** Short exercise **
Below are records to transcribe exactly, without their pictures.

[Collection entries]
◇ ◇ ◇ ◇
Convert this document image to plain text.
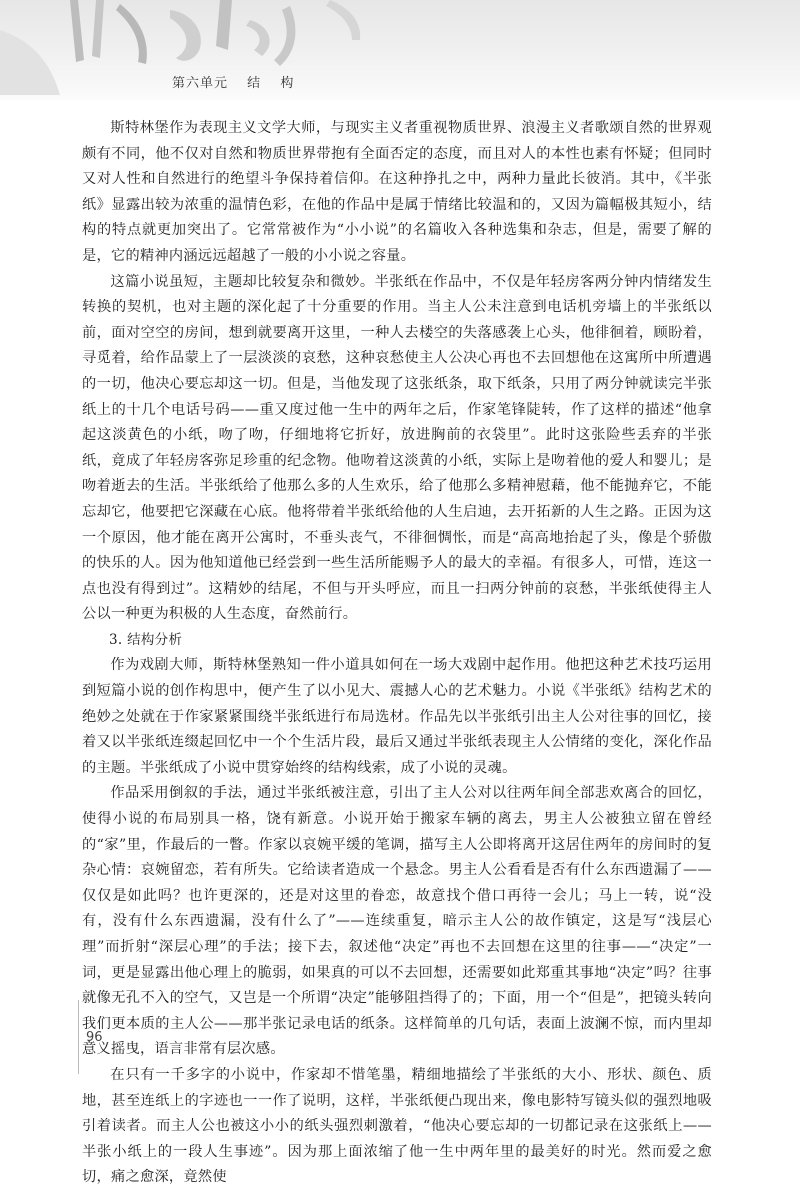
第六单元 结 构

斯特林堡作为表现主义文学大师，与现实主义者重视物质世界、浪漫主义者歌颂自然的世界观颇有不同，他不仅对自然和物质世界带抱有全面否定的态度，而且对人的本性也素有怀疑；但同时又对人性和自然进行的绝望斗争保持着信仰。在这种挣扎之中，两种力量此长彼消。其中，《半张纸》显露出较为浓重的温情色彩，在他的作品中是属于情绪比较温和的，又因为篇幅极其短小，结构的特点就更加突出了。它常常被作为“小小说”的名篇收入各种选集和杂志，但是，需要了解的是，它的精神内涵远远超越了一般的小小说之容量。

这篇小说虽短，主题却比较复杂和微妙。半张纸在作品中，不仅是年轻房客两分钟内情绪发生转换的契机，也对主题的深化起了十分重要的作用。当主人公未注意到电话机旁墙上的半张纸以前，面对空空的房间，想到就要离开这里，一种人去楼空的失落感袭上心头，他徘徊着，顾盼着，寻觅着，给作品蒙上了一层淡淡的哀愁，这种哀愁使主人公决心再也不去回想他在这寓所中所遭遇的一切，他决心要忘却这一切。但是，当他发现了这张纸条，取下纸条，只用了两分钟就读完半张纸上的十几个电话号码——重又度过他一生中的两年之后，作家笔锋陡转，作了这样的描述“他拿起这淡黄色的小纸，吻了吻，仔细地将它折好，放进胸前的衣袋里”。此时这张险些丢弃的半张纸，竟成了年轻房客弥足珍重的纪念物。他吻着这淡黄的小纸，实际上是吻着他的爱人和婴儿；是吻着逝去的生活。半张纸给了他那么多的人生欢乐，给了他那么多精神慰藉，他不能抛弃它，不能忘却它，他要把它深藏在心底。他将带着半张纸给他的人生启迪，去开拓新的人生之路。正因为这一个原因，他才能在离开公寓时，不垂头丧气，不徘徊惆怅，而是“高高地抬起了头，像是个骄傲的快乐的人。因为他知道他已经尝到一些生活所能赐予人的最大的幸福。有很多人，可惜，连这一点也没有得到过”。这精妙的结尾，不但与开头呼应，而且一扫两分钟前的哀愁，半张纸使得主人公以一种更为积极的人生态度，奋然前行。

3. 结构分析

作为戏剧大师，斯特林堡熟知一件小道具如何在一场大戏剧中起作用。他把这种艺术技巧运用到短篇小说的创作构思中，便产生了以小见大、震撼人心的艺术魅力。小说《半张纸》结构艺术的绝妙之处就在于作家紧紧围绕半张纸进行布局选材。作品先以半张纸引出主人公对往事的回忆，接着又以半张纸连缀起回忆中一个个生活片段，最后又通过半张纸表现主人公情绪的变化，深化作品的主题。半张纸成了小说中贯穿始终的结构线索，成了小说的灵魂。

作品采用倒叙的手法，通过半张纸被注意，引出了主人公对以往两年间全部悲欢离合的回忆，使得小说的布局别具一格，饶有新意。小说开始于搬家车辆的离去，男主人公被独立留在曾经的“家”里，作最后的一瞥。作家以哀婉平缓的笔调，描写主人公即将离开这居住两年的房间时的复杂心情：哀婉留恋，若有所失。它给读者造成一个悬念。男主人公看看是否有什么东西遗漏了——仅仅是如此吗？也许更深的，还是对这里的眷恋，故意找个借口再待一会儿；马上一转，说“没有，没有什么东西遗漏，没有什么了”——连续重复，暗示主人公的故作镇定，这是写“浅层心理”而折射“深层心理”的手法；接下去，叙述他“决定”再也不去回想在这里的往事——“决定”一词，更是显露出他心理上的脆弱，如果真的可以不去回想，还需要如此郑重其事地“决定”吗？往事就像无孔不入的空气，又岂是一个所谓“决定”能够阻挡得了的；下面，用一个“但是”，把镜头转向我们更本质的主人公——那半张记录电话的纸条。这样简单的几句话，表面上波澜不惊，而内里却意义摇曳，语言非常有层次感。

在只有一千多字的小说中，作家却不惜笔墨，精细地描绘了半张纸的大小、形状、颜色、质地，甚至连纸上的字迹也一一作了说明，这样，半张纸便凸现出来，像电影特写镜头似的强烈地吸引着读者。而主人公也被这小小的纸头强烈刺激着，“他决心要忘却的一切都记录在这张纸上——半张小纸上的一段人生事迹”。因为那上面浓缩了他一生中两年里的最美好的时光。然而爱之愈切，痛之愈深，竟然使

96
◇ ◇ ◇ ◇
** Result **
Convert this document image to plain text.
第六单元 结 构

斯特林堡作为表现主义文学大师，与现实主义者重视物质世界、浪漫主义者歌颂自然的世界观颇有不同，他不仅对自然和物质世界带抱有全面否定的态度，而且对人的本性也素有怀疑；但同时又对人性和自然进行的绝望斗争保持着信仰。在这种挣扎之中，两种力量此长彼消。其中，《半张纸》显露出较为浓重的温情色彩，在他的作品中是属于情绪比较温和的，又因为篇幅极其短小，结构的特点就更加突出了。它常常被作为“小小说”的名篇收入各种选集和杂志，但是，需要了解的是，它的精神内涵远远超越了一般的小小说之容量。

这篇小说虽短，主题却比较复杂和微妙。半张纸在作品中，不仅是年轻房客两分钟内情绪发生转换的契机，也对主题的深化起了十分重要的作用。当主人公未注意到电话机旁墙上的半张纸以前，面对空空的房间，想到就要离开这里，一种人去楼空的失落感袭上心头，他徘徊着，顾盼着，寻觅着，给作品蒙上了一层淡淡的哀愁，这种哀愁使主人公决心再也不去回想他在这寓所中所遭遇的一切，他决心要忘却这一切。但是，当他发现了这张纸条，取下纸条，只用了两分钟就读完半张纸上的十几个电话号码——重又度过他一生中的两年之后，作家笔锋陡转，作了这样的描述“他拿起这淡黄色的小纸，吻了吻，仔细地将它折好，放进胸前的衣袋里”。此时这张险些丢弃的半张纸，竟成了年轻房客弥足珍重的纪念物。他吻着这淡黄的小纸，实际上是吻着他的爱人和婴儿；是吻着逝去的生活。半张纸给了他那么多的人生欢乐，给了他那么多精神慰藉，他不能抛弃它，不能忘却它，他要把它深藏在心底。他将带着半张纸给他的人生启迪，去开拓新的人生之路。正因为这一个原因，他才能在离开公寓时，不垂头丧气，不徘徊惆怅，而是“高高地抬起了头，像是个骄傲的快乐的人。因为他知道他已经尝到一些生活所能赐予人的最大的幸福。有很多人，可惜，连这一点也没有得到过”。这精妙的结尾，不但与开头呼应，而且一扫两分钟前的哀愁，半张纸使得主人公以一种更为积极的人生态度，奋然前行。

3. 结构分析

作为戏剧大师，斯特林堡熟知一件小道具如何在一场大戏剧中起作用。他把这种艺术技巧运用到短篇小说的创作构思中，便产生了以小见大、震撼人心的艺术魅力。小说《半张纸》结构艺术的绝妙之处就在于作家紧紧围绕半张纸进行布局选材。作品先以半张纸引出主人公对往事的回忆，接着又以半张纸连缀起回忆中一个个生活片段，最后又通过半张纸表现主人公情绪的变化，深化作品的主题。半张纸成了小说中贯穿始终的结构线索，成了小说的灵魂。

作品采用倒叙的手法，通过半张纸被注意，引出了主人公对以往两年间全部悲欢离合的回忆，使得小说的布局别具一格，饶有新意。小说开始于搬家车辆的离去，男主人公被独立留在曾经的“家”里，作最后的一瞥。作家以哀婉平缓的笔调，描写主人公即将离开这居住两年的房间时的复杂心情：哀婉留恋，若有所失。它给读者造成一个悬念。男主人公看看是否有什么东西遗漏了——仅仅是如此吗？也许更深的，还是对这里的眷恋，故意找个借口再待一会儿；马上一转，说“没有，没有什么东西遗漏，没有什么了”——连续重复，暗示主人公的故作镇定，这是写“浅层心理”而折射“深层心理”的手法；接下去，叙述他“决定”再也不去回想在这里的往事——“决定”一词，更是显露出他心理上的脆弱，如果真的可以不去回想，还需要如此郑重其事地“决定”吗？往事就像无孔不入的空气，又岂是一个所谓“决定”能够阻挡得了的；下面，用一个“但是”，把镜头转向我们更本质的主人公——那半张记录电话的纸条。这样简单的几句话，表面上波澜不惊，而内里却意义摇曳，语言非常有层次感。

在只有一千多字的小说中，作家却不惜笔墨，精细地描绘了半张纸的大小、形状、颜色、质地，甚至连纸上的字迹也一一作了说明，这样，半张纸便凸现出来，像电影特写镜头似的强烈地吸引着读者。而主人公也被这小小的纸头强烈刺激着，“他决心要忘却的一切都记录在这张纸上——半张小纸上的一段人生事迹”。因为那上面浓缩了他一生中两年里的最美好的时光。然而爱之愈切，痛之愈深，竟然使

96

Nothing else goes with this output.